◆ **Task goal**
Where the data below has the string "JSON", return the whole line.

◆ **Material for this exercise**
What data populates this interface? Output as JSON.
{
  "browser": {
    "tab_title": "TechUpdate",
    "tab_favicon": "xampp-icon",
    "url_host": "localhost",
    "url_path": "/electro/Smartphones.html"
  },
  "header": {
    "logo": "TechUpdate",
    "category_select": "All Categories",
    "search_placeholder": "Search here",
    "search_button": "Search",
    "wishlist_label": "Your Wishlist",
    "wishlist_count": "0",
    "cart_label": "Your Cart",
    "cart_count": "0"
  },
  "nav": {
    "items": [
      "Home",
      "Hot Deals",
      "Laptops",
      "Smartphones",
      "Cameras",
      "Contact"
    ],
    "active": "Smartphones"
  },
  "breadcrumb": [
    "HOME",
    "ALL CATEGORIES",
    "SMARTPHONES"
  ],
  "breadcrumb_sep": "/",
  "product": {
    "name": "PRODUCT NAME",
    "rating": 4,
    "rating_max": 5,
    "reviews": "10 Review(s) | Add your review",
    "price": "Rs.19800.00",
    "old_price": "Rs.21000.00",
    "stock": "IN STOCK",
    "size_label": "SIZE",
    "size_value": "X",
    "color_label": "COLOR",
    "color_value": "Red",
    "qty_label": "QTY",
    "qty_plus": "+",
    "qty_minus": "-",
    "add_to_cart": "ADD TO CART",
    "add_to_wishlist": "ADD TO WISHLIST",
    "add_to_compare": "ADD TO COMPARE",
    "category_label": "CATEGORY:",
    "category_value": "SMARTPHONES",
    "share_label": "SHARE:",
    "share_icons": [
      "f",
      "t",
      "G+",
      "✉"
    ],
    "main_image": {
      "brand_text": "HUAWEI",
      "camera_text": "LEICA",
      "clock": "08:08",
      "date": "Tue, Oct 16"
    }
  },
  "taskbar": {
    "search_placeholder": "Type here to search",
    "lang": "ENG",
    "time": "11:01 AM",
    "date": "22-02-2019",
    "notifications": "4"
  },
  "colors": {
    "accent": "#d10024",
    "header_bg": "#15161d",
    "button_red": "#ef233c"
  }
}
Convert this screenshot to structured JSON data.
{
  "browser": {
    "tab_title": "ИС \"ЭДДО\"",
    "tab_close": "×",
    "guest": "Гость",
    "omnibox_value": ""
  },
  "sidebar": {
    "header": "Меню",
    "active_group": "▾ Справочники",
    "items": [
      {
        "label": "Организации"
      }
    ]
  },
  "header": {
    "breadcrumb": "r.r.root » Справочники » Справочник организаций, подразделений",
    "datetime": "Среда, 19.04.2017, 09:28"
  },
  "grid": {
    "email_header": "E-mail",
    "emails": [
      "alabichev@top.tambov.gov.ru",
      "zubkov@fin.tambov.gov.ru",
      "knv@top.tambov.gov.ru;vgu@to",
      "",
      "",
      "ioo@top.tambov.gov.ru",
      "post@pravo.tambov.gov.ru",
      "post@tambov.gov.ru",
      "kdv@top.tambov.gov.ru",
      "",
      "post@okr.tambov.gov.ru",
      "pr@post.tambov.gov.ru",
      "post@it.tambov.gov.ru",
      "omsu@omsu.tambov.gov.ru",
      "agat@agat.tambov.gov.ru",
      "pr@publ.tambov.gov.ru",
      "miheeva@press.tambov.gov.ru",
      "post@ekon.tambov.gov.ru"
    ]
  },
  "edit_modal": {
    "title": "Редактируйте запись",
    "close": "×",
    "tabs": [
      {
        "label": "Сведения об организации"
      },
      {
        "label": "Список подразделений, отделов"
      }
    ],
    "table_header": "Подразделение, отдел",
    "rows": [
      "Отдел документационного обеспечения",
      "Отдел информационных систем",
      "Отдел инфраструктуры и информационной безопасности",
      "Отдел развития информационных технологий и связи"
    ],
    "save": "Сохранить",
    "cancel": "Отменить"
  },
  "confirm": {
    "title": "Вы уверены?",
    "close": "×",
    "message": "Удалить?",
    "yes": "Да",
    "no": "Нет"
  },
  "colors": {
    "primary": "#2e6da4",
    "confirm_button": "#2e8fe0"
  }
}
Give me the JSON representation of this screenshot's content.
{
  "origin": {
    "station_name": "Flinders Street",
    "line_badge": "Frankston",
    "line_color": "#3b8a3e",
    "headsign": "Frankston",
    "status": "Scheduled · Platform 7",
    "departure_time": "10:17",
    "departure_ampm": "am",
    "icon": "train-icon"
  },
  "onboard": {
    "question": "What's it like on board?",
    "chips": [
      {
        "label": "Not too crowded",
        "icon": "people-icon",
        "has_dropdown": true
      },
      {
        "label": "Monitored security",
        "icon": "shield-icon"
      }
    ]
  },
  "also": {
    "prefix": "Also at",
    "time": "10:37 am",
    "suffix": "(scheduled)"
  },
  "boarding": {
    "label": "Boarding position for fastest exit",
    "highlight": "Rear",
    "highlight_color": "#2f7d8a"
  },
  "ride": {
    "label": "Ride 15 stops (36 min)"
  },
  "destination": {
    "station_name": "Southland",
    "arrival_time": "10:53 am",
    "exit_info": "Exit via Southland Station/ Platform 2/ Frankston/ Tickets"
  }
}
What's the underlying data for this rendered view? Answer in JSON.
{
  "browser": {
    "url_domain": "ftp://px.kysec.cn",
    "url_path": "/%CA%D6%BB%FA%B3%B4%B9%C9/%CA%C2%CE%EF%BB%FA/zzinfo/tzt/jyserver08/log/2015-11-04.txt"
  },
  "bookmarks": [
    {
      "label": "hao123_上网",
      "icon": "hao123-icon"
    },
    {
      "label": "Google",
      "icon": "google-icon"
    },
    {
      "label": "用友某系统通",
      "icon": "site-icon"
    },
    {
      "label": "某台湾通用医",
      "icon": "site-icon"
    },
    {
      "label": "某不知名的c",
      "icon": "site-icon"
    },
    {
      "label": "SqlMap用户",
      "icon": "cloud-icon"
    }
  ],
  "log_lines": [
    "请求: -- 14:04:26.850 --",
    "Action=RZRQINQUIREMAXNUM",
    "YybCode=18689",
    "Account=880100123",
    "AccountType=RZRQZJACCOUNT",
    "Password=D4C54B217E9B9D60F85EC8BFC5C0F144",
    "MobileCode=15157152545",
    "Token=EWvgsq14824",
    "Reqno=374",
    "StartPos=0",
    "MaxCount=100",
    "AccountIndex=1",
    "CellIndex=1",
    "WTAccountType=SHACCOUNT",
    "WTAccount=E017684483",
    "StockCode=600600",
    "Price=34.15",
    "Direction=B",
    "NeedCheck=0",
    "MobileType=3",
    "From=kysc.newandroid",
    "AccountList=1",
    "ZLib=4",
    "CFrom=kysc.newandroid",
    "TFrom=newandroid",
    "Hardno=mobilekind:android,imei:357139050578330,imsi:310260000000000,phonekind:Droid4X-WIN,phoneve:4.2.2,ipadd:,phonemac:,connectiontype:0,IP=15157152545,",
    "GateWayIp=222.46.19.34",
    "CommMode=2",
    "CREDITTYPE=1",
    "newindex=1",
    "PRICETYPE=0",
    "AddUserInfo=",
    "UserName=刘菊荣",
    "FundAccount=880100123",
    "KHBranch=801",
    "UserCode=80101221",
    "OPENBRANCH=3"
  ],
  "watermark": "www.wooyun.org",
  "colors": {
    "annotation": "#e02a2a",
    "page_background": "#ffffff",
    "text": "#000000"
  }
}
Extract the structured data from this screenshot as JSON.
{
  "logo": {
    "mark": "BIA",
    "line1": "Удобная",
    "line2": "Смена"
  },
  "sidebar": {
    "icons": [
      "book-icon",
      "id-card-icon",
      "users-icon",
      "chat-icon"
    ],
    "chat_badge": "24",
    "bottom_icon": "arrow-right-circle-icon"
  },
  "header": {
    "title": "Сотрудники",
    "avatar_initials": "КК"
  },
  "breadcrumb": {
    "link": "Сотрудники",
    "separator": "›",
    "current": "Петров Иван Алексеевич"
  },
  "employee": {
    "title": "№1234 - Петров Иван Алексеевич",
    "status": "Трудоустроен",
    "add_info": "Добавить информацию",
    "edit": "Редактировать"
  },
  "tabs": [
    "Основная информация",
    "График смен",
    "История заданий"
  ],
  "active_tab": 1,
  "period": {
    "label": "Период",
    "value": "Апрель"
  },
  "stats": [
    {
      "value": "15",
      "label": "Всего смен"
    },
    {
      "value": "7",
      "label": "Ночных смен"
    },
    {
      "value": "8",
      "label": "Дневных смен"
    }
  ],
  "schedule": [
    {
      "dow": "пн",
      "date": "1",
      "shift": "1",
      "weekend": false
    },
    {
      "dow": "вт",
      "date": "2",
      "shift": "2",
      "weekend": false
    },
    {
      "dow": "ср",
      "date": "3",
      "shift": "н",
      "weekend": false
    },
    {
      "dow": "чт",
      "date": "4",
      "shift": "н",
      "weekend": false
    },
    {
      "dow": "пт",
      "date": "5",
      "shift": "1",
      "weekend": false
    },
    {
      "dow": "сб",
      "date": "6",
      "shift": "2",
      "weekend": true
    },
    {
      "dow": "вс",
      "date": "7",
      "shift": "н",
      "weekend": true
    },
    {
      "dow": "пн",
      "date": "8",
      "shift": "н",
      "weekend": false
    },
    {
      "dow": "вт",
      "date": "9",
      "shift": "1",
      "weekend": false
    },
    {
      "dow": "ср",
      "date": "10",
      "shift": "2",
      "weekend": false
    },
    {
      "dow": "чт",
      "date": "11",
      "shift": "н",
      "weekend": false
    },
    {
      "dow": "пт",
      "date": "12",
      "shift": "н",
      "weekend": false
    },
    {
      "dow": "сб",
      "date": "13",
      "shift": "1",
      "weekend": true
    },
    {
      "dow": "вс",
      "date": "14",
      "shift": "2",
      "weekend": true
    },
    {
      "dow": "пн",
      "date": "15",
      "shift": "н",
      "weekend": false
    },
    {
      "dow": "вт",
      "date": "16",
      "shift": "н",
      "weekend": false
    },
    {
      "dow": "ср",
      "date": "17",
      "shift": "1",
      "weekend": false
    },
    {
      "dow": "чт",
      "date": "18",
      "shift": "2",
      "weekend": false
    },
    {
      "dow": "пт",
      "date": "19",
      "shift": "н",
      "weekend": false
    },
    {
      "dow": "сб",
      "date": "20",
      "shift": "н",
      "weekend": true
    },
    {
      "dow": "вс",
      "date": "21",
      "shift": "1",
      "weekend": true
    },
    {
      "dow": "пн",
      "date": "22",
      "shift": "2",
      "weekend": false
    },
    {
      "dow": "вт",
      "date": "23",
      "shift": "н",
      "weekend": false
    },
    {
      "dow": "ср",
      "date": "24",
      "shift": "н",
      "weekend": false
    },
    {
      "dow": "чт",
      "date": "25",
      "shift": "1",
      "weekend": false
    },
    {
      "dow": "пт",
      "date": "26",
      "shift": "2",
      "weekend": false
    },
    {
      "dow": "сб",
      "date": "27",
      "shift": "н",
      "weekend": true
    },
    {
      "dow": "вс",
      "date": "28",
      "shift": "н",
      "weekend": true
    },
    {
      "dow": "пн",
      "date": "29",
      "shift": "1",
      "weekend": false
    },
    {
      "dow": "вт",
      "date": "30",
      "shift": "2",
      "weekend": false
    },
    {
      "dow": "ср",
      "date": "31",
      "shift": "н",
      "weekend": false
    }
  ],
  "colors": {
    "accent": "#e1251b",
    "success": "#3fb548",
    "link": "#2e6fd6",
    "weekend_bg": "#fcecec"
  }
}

◆ **Finished task**
What data populates this interface? Output as JSON.
Convert this screenshot to structured JSON data.
Give me the JSON representation of this screenshot's content.
What's the underlying data for this rendered view? Answer in JSON.
Extract the structured data from this screenshot as JSON.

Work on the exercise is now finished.